Without the pictures, set down the records below word for word.

Data for processing

## Begin

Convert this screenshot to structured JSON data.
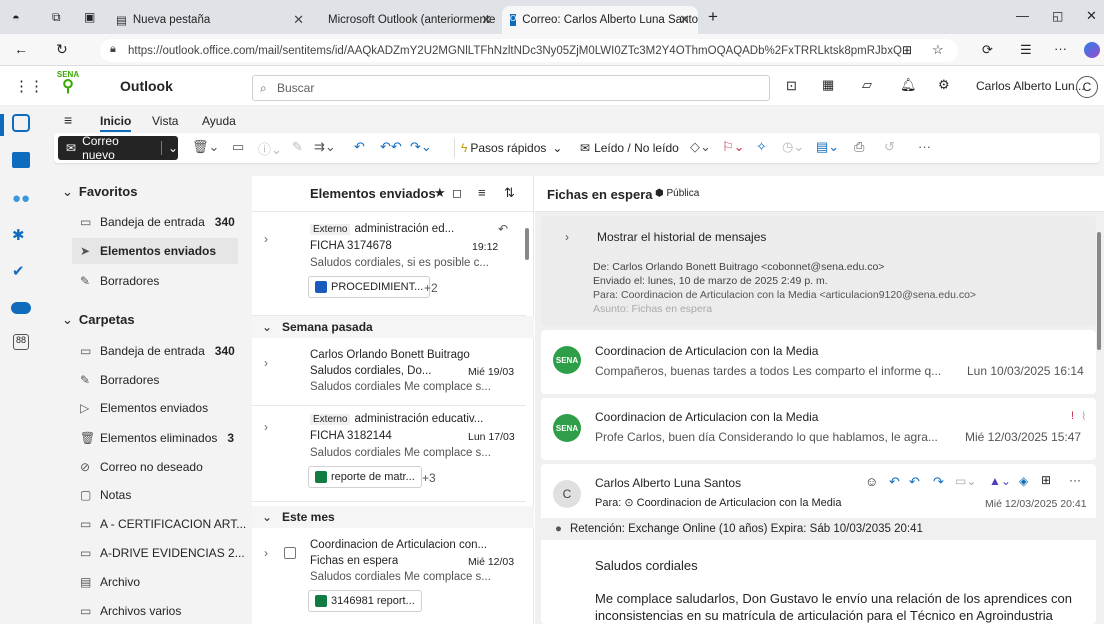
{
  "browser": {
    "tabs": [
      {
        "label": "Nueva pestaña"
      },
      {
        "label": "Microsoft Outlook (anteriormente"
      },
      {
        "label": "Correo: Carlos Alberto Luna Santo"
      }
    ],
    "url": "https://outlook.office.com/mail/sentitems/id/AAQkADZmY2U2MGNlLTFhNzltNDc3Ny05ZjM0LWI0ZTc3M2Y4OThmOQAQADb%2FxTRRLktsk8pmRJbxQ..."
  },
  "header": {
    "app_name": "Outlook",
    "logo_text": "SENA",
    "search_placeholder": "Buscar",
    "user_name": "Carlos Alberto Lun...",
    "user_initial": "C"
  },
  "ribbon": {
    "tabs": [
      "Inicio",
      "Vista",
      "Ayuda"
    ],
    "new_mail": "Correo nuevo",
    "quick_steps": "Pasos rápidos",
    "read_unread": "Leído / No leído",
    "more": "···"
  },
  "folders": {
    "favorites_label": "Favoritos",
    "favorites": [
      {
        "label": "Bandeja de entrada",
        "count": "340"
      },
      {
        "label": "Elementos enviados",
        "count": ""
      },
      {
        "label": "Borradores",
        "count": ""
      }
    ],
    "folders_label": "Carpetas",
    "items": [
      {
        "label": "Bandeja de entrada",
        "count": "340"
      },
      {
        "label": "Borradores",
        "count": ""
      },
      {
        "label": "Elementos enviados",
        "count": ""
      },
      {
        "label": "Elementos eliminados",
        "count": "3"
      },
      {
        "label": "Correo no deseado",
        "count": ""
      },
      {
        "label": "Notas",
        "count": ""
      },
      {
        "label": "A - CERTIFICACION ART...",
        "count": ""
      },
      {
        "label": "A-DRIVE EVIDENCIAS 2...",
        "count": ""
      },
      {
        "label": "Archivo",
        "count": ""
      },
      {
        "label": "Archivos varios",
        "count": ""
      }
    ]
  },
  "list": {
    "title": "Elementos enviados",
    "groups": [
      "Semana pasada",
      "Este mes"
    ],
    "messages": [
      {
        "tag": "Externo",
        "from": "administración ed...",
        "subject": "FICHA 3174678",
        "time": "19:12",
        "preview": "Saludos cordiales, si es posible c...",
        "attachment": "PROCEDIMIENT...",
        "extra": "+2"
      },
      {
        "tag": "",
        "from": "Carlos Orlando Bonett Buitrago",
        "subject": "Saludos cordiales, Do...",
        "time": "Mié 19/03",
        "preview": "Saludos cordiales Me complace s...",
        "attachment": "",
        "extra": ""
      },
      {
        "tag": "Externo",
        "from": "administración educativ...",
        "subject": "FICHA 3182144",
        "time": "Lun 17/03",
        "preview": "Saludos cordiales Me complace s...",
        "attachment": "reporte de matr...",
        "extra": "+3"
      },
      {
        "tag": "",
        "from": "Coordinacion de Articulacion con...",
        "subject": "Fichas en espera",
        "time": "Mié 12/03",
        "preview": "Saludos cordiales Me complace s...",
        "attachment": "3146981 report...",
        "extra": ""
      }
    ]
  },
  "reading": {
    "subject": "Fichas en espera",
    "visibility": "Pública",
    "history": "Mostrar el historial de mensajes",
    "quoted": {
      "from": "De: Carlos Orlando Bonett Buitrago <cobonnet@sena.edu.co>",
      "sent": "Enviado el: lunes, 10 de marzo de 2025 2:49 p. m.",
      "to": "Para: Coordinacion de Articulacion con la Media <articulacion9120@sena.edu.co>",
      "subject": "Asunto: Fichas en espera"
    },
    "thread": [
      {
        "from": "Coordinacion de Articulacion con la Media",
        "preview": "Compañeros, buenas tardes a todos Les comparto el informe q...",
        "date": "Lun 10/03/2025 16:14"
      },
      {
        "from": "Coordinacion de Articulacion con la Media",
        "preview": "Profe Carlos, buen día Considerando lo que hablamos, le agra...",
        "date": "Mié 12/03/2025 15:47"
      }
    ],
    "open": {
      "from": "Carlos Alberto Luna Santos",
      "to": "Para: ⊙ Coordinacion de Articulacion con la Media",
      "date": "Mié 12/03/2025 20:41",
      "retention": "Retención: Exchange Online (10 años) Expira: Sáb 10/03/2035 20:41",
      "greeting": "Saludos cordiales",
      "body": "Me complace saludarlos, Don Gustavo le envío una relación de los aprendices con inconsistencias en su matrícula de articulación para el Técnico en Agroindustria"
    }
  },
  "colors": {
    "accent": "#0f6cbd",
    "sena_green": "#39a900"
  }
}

## End

Expected answer
Convert this screenshot to structured JSON data.
{
  "browser": {
    "tabs": [
      {
        "label": "Nueva pestaña"
      },
      {
        "label": "Microsoft Outlook (anteriormente"
      },
      {
        "label": "Correo: Carlos Alberto Luna Santo"
      }
    ],
    "url": "https://outlook.office.com/mail/sentitems/id/AAQkADZmY2U2MGNlLTFhNzltNDc3Ny05ZjM0LWI0ZTc3M2Y4OThmOQAQADb%2FxTRRLktsk8pmRJbxQ..."
  },
  "header": {
    "app_name": "Outlook",
    "logo_text": "SENA",
    "search_placeholder": "Buscar",
    "user_name": "Carlos Alberto Lun...",
    "user_initial": "C"
  },
  "ribbon": {
    "tabs": [
      "Inicio",
      "Vista",
      "Ayuda"
    ],
    "new_mail": "Correo nuevo",
    "quick_steps": "Pasos rápidos",
    "read_unread": "Leído / No leído",
    "more": "···"
  },
  "folders": {
    "favorites_label": "Favoritos",
    "favorites": [
      {
        "label": "Bandeja de entrada",
        "count": "340"
      },
      {
        "label": "Elementos enviados",
        "count": ""
      },
      {
        "label": "Borradores",
        "count": ""
      }
    ],
    "folders_label": "Carpetas",
    "items": [
      {
        "label": "Bandeja de entrada",
        "count": "340"
      },
      {
        "label": "Borradores",
        "count": ""
      },
      {
        "label": "Elementos enviados",
        "count": ""
      },
      {
        "label": "Elementos eliminados",
        "count": "3"
      },
      {
        "label": "Correo no deseado",
        "count": ""
      },
      {
        "label": "Notas",
        "count": ""
      },
      {
        "label": "A - CERTIFICACION ART...",
        "count": ""
      },
      {
        "label": "A-DRIVE EVIDENCIAS 2...",
        "count": ""
      },
      {
        "label": "Archivo",
        "count": ""
      },
      {
        "label": "Archivos varios",
        "count": ""
      }
    ]
  },
  "list": {
    "title": "Elementos enviados",
    "groups": [
      "Semana pasada",
      "Este mes"
    ],
    "messages": [
      {
        "tag": "Externo",
        "from": "administración ed...",
        "subject": "FICHA 3174678",
        "time": "19:12",
        "preview": "Saludos cordiales, si es posible c...",
        "attachment": "PROCEDIMIENT...",
        "extra": "+2"
      },
      {
        "tag": "",
        "from": "Carlos Orlando Bonett Buitrago",
        "subject": "Saludos cordiales, Do...",
        "time": "Mié 19/03",
        "preview": "Saludos cordiales Me complace s...",
        "attachment": "",
        "extra": ""
      },
      {
        "tag": "Externo",
        "from": "administración educativ...",
        "subject": "FICHA 3182144",
        "time": "Lun 17/03",
        "preview": "Saludos cordiales Me complace s...",
        "attachment": "reporte de matr...",
        "extra": "+3"
      },
      {
        "tag": "",
        "from": "Coordinacion de Articulacion con...",
        "subject": "Fichas en espera",
        "time": "Mié 12/03",
        "preview": "Saludos cordiales Me complace s...",
        "attachment": "3146981 report...",
        "extra": ""
      }
    ]
  },
  "reading": {
    "subject": "Fichas en espera",
    "visibility": "Pública",
    "history": "Mostrar el historial de mensajes",
    "quoted": {
      "from": "De: Carlos Orlando Bonett Buitrago <cobonnet@sena.edu.co>",
      "sent": "Enviado el: lunes, 10 de marzo de 2025 2:49 p. m.",
      "to": "Para: Coordinacion de Articulacion con la Media <articulacion9120@sena.edu.co>",
      "subject": "Asunto: Fichas en espera"
    },
    "thread": [
      {
        "from": "Coordinacion de Articulacion con la Media",
        "preview": "Compañeros, buenas tardes a todos Les comparto el informe q...",
        "date": "Lun 10/03/2025 16:14"
      },
      {
        "from": "Coordinacion de Articulacion con la Media",
        "preview": "Profe Carlos, buen día Considerando lo que hablamos, le agra...",
        "date": "Mié 12/03/2025 15:47"
      }
    ],
    "open": {
      "from": "Carlos Alberto Luna Santos",
      "to": "Para: ⊙ Coordinacion de Articulacion con la Media",
      "date": "Mié 12/03/2025 20:41",
      "retention": "Retención: Exchange Online (10 años) Expira: Sáb 10/03/2035 20:41",
      "greeting": "Saludos cordiales",
      "body": "Me complace saludarlos, Don Gustavo le envío una relación de los aprendices con inconsistencias en su matrícula de articulación para el Técnico en Agroindustria"
    }
  },
  "colors": {
    "accent": "#0f6cbd",
    "sena_green": "#39a900"
  }
}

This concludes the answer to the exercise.